-- START OF LISTED RECORDS --
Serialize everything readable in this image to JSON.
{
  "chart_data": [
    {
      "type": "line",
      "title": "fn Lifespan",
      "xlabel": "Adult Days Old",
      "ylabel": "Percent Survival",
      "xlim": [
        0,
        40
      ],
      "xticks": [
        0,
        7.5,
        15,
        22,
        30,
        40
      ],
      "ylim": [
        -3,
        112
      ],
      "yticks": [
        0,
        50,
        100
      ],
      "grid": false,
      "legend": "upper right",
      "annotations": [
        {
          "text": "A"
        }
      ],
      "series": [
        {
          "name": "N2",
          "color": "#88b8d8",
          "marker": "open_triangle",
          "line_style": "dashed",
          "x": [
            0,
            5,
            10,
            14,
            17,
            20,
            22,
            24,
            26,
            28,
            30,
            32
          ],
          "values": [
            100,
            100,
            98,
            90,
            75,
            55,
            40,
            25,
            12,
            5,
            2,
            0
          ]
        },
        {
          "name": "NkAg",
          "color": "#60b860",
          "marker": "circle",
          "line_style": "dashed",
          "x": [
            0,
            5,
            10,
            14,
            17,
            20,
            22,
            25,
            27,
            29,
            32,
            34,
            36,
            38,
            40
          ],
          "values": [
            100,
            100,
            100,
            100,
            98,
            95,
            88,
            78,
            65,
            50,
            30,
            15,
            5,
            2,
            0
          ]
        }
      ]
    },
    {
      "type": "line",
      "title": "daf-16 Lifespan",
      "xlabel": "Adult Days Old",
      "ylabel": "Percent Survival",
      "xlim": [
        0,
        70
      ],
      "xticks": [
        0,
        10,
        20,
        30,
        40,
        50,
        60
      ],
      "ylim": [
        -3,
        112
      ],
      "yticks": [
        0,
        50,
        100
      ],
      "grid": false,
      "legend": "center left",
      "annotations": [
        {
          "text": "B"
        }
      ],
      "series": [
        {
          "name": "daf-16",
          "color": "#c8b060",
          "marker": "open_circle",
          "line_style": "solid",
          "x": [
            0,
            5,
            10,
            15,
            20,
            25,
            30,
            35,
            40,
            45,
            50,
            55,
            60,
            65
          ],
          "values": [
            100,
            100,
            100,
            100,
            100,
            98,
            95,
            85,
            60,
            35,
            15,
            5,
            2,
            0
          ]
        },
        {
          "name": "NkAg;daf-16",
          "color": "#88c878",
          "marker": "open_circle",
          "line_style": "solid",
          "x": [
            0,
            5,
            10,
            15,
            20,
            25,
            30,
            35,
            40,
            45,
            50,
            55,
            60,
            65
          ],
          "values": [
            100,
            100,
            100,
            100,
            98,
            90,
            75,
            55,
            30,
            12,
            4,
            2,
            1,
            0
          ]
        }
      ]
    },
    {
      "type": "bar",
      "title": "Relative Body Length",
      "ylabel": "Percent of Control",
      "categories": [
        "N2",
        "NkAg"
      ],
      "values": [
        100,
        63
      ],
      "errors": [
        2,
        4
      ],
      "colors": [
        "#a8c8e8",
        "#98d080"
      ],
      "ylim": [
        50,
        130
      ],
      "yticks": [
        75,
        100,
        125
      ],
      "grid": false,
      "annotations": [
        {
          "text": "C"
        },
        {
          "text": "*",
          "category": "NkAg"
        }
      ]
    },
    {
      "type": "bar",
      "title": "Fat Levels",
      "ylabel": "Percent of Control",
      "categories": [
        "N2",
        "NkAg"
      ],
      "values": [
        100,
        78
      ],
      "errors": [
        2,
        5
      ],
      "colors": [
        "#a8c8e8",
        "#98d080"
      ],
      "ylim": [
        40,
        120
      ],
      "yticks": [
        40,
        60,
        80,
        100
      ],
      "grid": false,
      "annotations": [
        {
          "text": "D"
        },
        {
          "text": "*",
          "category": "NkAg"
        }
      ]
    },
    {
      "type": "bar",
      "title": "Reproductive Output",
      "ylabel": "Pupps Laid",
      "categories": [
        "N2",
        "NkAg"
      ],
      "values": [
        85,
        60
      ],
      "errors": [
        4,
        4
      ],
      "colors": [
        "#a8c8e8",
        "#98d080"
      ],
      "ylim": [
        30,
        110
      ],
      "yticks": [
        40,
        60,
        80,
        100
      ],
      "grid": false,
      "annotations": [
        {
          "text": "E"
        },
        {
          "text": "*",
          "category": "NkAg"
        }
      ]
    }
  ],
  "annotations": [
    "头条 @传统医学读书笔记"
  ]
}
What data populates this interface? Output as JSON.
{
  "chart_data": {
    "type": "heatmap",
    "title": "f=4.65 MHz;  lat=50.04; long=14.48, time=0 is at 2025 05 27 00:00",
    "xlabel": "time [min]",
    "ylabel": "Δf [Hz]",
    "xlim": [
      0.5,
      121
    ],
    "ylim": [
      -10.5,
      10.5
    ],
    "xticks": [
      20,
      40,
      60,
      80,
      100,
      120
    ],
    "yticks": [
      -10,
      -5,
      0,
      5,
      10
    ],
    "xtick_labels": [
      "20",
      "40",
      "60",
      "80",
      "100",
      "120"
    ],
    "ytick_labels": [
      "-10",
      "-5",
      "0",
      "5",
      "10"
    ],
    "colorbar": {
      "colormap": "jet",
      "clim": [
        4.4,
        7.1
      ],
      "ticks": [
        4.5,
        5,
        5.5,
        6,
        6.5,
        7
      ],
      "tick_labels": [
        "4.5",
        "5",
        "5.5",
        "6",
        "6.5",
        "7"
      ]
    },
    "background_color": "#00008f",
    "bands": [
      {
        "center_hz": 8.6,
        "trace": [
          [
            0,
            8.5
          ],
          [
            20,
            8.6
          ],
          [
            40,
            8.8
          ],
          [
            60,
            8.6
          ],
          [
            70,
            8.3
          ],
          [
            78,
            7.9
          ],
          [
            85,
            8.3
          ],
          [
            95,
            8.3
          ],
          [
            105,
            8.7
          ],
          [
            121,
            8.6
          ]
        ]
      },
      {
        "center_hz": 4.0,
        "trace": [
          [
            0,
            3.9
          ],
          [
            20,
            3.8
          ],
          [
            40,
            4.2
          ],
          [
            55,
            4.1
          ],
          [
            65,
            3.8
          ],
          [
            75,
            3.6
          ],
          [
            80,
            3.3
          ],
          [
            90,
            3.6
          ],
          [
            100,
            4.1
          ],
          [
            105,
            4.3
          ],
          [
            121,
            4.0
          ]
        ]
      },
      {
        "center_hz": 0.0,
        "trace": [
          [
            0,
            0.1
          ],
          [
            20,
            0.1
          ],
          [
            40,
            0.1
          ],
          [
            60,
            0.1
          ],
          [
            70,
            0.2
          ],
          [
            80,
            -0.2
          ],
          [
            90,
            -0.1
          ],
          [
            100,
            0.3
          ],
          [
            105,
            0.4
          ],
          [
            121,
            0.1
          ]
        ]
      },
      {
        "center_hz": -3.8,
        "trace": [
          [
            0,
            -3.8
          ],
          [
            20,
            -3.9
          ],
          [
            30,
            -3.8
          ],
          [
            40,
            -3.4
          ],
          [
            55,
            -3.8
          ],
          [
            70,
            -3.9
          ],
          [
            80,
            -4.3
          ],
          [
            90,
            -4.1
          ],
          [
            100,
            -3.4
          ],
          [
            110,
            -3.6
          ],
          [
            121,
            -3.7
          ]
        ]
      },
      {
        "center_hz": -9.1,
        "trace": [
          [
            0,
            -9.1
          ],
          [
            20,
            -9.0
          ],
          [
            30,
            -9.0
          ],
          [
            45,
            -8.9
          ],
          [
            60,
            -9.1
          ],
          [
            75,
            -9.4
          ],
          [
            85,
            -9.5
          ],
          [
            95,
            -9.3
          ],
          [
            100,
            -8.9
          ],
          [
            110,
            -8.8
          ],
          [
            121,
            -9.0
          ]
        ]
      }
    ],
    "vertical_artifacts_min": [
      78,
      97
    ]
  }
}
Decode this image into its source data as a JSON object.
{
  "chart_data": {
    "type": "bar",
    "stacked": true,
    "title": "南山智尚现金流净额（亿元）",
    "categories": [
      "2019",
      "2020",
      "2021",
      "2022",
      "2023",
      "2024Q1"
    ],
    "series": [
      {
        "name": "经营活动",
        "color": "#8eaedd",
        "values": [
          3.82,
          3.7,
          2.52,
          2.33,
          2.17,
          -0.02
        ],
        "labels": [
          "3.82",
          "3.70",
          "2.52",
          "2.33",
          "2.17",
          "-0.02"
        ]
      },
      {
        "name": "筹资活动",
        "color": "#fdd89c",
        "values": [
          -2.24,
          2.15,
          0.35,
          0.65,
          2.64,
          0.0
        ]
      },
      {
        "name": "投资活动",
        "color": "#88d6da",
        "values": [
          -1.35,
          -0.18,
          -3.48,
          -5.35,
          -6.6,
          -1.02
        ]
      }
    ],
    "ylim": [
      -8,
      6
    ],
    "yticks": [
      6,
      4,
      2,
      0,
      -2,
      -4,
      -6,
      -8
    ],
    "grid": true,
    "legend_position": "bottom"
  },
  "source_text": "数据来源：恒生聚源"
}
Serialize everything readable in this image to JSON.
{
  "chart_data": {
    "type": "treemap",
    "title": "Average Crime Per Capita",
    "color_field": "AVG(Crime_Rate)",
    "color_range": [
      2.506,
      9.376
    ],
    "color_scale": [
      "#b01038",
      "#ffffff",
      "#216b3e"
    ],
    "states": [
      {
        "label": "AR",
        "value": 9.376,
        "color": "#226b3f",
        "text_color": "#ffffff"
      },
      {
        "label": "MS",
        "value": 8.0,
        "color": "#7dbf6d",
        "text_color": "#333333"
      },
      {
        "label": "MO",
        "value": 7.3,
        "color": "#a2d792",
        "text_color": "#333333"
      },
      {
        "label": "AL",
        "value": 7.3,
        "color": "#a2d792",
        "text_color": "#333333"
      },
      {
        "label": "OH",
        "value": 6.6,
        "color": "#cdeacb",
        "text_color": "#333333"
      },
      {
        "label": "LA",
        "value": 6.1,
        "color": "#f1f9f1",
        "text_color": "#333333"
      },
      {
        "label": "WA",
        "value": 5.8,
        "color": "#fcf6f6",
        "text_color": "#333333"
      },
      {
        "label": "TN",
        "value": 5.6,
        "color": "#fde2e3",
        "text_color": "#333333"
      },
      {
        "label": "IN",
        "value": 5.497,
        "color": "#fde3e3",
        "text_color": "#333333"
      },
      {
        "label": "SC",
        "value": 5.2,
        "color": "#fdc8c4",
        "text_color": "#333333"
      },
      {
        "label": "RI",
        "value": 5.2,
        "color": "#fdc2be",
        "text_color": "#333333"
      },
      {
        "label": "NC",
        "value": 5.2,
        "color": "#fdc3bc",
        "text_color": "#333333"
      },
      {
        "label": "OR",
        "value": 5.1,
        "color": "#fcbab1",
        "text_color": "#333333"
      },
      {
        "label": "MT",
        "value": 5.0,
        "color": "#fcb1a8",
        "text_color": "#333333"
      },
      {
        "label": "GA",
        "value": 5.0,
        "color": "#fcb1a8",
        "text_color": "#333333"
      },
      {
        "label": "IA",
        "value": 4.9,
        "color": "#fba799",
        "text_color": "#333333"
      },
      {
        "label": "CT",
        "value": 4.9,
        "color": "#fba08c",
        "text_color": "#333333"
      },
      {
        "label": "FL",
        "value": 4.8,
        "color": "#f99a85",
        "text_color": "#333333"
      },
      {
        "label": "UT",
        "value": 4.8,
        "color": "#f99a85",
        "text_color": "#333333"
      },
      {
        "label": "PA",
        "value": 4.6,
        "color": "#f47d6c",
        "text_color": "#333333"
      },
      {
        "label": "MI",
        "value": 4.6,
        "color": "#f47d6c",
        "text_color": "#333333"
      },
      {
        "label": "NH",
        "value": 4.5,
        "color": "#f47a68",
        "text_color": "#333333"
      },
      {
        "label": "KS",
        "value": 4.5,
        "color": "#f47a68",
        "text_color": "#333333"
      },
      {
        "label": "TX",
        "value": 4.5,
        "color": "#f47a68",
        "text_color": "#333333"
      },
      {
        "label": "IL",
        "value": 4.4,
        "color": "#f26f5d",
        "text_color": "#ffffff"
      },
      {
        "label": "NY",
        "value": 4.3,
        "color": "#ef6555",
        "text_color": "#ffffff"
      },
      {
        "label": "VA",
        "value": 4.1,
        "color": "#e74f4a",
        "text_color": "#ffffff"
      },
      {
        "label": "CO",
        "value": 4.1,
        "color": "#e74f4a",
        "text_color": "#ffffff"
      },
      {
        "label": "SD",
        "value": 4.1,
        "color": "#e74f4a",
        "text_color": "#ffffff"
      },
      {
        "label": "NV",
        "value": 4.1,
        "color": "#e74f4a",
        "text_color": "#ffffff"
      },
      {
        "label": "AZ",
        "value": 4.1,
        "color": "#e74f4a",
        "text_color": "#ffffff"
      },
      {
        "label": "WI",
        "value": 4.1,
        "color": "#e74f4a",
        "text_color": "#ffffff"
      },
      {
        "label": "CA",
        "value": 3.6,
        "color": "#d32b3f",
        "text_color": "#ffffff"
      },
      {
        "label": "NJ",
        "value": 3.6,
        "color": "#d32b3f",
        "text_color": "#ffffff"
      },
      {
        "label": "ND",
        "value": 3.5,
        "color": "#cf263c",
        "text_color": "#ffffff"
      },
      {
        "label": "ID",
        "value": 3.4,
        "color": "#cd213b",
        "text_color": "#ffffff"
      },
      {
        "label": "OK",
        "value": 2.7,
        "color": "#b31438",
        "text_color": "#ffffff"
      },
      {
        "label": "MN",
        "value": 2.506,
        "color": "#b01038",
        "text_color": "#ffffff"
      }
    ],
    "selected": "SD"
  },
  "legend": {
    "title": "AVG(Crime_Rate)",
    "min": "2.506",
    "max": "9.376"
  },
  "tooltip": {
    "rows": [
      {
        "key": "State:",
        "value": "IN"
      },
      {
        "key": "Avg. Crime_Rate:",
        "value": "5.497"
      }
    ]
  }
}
-- END OF LISTED RECORDS --
REQUIRED WORK —
Find every line in the records that contains the word "time"; copy those lines.

TASK OUTPUT —
    "title": "f=4.65 MHz;  lat=50.04; long=14.48, time=0 is at 2025 05 27 00:00",
    "xlabel": "time [min]",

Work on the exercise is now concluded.